▸ KUTIPAN SUMBER:
SEKELUMIT KOMUNITAS DAN YANG TAK SELESAI*
Oleh:
Ganjar Sudibyo
Dari
kisah ke kisah, dari peristiwa ke peristiwa, dari lalu ke lalu, mengapa?
Maka
dikisahkanlah peristiwa hari pertama:
Pada hari jumat pagi menjelang siang, saya
dan Baqi (seorang kawan baru sekomunitas Lacikata) diturunkan bus yang
mengangkut kami dari Semarang. Bening-bening mata kami, di Cileunyi kami naik
angkot menuju Cicaheum sebelum bergerak ke UPI. Sekitar pk 10.00 lebih sekian
waktu kami sampai di depan UPI. Kami dijemput Abdul Aziz, entah siapa nama
panggilannya yang tiba-tiba menanyakan nama Adin. Kami dihantar menuju kantin
kampus karena kawan-kawan dari Jawa Timur sedang sarapan di sana. Setelah
sebentar bersalaman dan mengenalkan diri, kami bersama-sama menuju ruang PKM
ASAS UPI. Waktu siang hari sampai sore hari kami habiskan untuk saling berbagi
kabar dengan kawan satu ke kawan lainnya.

▸ CUPLIKAN DATA:
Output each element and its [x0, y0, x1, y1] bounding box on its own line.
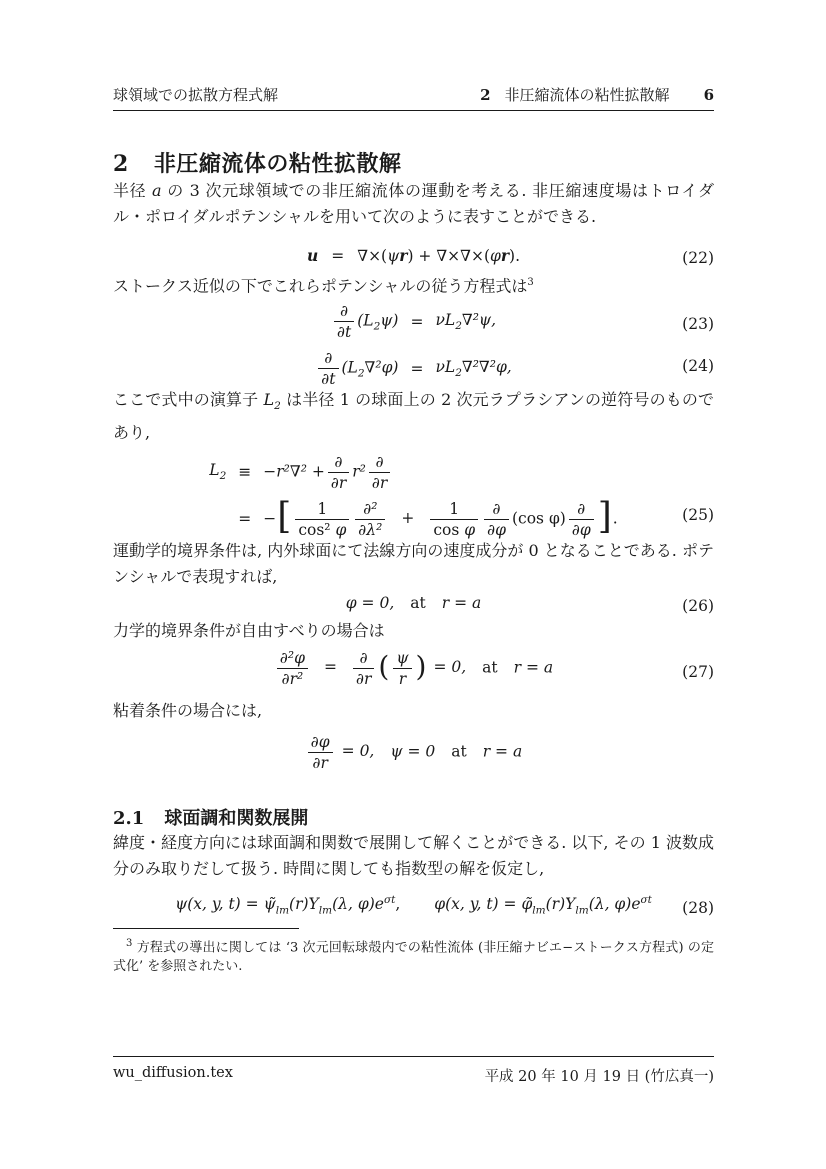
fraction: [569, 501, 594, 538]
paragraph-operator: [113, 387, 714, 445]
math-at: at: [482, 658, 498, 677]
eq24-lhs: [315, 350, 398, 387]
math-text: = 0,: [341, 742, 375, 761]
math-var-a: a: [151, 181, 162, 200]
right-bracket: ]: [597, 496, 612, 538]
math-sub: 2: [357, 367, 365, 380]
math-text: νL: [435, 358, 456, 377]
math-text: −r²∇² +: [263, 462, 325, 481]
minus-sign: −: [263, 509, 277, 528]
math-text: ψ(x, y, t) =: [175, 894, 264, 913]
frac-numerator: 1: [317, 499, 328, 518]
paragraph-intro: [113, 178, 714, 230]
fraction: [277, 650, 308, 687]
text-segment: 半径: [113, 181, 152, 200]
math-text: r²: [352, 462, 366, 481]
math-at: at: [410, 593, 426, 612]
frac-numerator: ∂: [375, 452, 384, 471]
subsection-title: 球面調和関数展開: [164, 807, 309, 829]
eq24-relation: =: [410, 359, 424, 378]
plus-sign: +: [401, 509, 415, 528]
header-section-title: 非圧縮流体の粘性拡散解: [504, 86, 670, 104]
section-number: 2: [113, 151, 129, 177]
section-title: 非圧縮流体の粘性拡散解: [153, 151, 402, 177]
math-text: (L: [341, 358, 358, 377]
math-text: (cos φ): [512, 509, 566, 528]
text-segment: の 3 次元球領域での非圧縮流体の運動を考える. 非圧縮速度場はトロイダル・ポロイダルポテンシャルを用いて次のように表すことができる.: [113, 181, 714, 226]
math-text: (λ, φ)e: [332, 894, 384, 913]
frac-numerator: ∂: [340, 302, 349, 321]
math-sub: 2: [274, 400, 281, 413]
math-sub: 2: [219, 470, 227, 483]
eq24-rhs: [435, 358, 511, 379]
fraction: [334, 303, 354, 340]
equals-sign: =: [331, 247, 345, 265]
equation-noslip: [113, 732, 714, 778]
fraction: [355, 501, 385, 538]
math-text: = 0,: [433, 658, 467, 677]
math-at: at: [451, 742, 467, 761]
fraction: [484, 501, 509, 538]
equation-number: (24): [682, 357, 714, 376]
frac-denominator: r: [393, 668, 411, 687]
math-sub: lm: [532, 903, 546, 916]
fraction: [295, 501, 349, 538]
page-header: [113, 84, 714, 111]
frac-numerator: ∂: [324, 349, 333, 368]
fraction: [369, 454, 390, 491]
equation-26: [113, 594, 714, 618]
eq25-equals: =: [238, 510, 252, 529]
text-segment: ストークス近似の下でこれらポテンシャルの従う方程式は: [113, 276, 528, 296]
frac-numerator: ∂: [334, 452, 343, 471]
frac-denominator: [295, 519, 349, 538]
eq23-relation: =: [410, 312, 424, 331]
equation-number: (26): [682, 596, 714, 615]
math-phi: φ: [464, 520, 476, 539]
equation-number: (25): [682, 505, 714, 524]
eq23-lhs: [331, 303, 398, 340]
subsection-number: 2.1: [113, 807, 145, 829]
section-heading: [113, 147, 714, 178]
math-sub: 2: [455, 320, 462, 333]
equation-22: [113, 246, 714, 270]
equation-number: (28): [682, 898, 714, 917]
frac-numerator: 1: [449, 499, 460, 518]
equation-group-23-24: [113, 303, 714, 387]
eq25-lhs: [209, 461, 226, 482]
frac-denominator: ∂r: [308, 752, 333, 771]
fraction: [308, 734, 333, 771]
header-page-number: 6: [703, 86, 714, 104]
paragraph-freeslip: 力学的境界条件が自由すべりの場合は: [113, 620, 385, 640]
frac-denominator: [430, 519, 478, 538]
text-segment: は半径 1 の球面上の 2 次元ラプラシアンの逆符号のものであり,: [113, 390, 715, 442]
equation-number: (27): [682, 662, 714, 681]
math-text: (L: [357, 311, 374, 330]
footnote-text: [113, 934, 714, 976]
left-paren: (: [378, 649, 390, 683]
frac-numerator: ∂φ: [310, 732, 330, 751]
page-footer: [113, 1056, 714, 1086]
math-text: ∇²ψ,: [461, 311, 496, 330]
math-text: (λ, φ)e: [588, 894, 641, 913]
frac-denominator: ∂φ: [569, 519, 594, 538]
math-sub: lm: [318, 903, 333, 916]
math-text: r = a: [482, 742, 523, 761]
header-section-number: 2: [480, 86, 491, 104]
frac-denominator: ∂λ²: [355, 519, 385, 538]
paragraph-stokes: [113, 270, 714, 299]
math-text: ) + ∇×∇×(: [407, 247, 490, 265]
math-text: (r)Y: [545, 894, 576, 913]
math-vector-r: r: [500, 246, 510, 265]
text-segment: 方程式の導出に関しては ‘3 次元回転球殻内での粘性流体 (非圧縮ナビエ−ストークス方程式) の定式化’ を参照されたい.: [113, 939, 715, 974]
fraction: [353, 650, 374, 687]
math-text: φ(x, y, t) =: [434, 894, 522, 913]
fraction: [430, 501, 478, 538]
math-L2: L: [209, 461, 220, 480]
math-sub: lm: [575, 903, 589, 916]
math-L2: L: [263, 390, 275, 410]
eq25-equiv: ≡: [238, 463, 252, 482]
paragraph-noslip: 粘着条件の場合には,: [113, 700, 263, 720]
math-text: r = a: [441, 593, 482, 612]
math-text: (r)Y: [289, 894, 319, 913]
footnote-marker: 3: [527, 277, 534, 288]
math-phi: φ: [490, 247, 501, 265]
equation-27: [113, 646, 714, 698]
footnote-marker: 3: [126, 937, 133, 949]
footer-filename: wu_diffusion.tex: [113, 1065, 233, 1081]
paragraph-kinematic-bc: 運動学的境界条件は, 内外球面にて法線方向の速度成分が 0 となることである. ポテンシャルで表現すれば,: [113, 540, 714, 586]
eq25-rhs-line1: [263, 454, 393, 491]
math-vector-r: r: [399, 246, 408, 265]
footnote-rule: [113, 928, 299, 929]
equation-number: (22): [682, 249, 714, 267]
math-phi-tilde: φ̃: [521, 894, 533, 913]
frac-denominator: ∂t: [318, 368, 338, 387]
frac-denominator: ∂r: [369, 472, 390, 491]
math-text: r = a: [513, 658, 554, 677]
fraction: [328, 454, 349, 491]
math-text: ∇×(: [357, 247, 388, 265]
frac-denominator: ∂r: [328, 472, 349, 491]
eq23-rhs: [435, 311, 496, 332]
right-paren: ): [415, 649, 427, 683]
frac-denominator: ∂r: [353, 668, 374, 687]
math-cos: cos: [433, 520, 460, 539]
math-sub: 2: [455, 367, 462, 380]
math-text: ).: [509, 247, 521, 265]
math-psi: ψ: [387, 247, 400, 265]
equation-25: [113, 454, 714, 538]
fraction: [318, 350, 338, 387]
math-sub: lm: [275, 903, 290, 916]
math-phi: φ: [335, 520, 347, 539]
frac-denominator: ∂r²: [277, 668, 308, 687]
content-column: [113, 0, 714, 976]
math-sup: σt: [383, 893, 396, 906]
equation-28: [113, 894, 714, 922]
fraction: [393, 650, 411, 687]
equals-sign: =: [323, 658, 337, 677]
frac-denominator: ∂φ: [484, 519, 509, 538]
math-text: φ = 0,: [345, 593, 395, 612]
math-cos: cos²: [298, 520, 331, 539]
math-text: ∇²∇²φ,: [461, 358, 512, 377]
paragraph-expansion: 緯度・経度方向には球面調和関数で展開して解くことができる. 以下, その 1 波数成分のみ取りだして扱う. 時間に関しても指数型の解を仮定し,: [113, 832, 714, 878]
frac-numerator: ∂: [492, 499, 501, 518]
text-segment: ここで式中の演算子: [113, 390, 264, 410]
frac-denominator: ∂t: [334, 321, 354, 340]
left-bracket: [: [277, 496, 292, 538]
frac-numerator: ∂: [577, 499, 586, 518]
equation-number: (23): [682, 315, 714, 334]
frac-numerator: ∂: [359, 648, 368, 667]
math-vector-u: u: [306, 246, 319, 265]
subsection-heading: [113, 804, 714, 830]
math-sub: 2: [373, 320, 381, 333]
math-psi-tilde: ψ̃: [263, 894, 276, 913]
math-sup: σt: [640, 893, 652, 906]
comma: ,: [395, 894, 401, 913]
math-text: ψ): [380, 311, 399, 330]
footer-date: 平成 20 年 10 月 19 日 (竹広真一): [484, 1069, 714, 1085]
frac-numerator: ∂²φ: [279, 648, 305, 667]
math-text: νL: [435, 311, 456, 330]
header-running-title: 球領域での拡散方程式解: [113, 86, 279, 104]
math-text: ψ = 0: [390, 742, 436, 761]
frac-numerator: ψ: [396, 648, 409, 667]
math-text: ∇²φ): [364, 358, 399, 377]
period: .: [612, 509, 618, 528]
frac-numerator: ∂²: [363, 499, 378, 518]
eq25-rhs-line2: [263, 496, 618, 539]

▸ TUGAS 1: Menurut kutipan sumber, siapa yang menjemput penulis dan Baqi di depan UPI?
▸ TUGAS 2: Ringkaslah kisah hari pertama dalam kutipan sumber menjadi dua kalimat.
▸ TUGAS 3: Teruskan kisah perjalanan ke UPI dalam kutipan sumber, mulai dari sesudah kalimat terakhirnya.
Baris-baris data tidak diperlukan untuk mengerjakan tugas.

▸ JAWABAN YANG DIHARAPKAN 1: Abdul Aziz.

▸ JAWABAN YANG DIHARAPKAN 2: Pada hari Jumat menjelang siang, penulis dan Baqi, kawan baru dari komunitas Lacikata, turun dari bus yang membawa mereka dari Semarang, lalu naik angkot dari Cileunyi ke Cicaheum sebelum menuju UPI. Setelah dijemput Abdul Aziz dan diantar ke kantin kampus untuk bertemu kawan-kawan dari Jawa Timur, mereka bersama-sama menuju ruang PKM ASAS UPI dan menghabiskan siang hingga sore dengan saling berbagi kabar.

▸ JAWABAN YANG DIHARAPKAN 3:
Siang itu setelah mandi jumat’an saya intens
mengobrol dengan Denny. Ada keasyikan tersendiri ketika mengobrol dengan kawan
saya itu. Kawan yang pertama kali berkenalan di dunia maya, sekarang tampak “siapa
dan bagaimana dia” ketika berinteraksi tatap muka. Ia bercerita bagaimana
perjuangan dirinya dalam mendandani dunia sastra dan teater di Malang. Adanya
proyek kesenian kampung yang sedang ia banggakan merupakan inti dalam
pembicaraan waktu itu depan minimarket dan seorang polantas yang duduk di
seberang kami. Sepanjang perjalanan menuju ke ruang ASAS UPI kami tetap
mengobrol seputar bagaimana cara mengembangkan kesenian dalam masyarakat.
Rujukan mengenai revitalisasi sastra pedalaman adalah hal yang tepat untuknya.
Namun saya menekankan bahwa tidak bisa kita berjuang sendiri dalam membentuk
komunitas atau kelompok kesenian. Butuh orang lain yang tentunya seidiologi dan
sekemauan agar kita tak sekadar membangun sarang laba-laba.
Sore hari, kami bergerak menuju YPK (Yayasan
Pusat Kebudayaan) yang lokasinya di dekat Braga. Dengan menumpang dua angkot
kami melaju ke tempat tujuan sebagai persinggahan beristirahat sekaligus tempat
acara fokus sastra 2014 diadakan. Sekitar setengah jam lebih kami sampai.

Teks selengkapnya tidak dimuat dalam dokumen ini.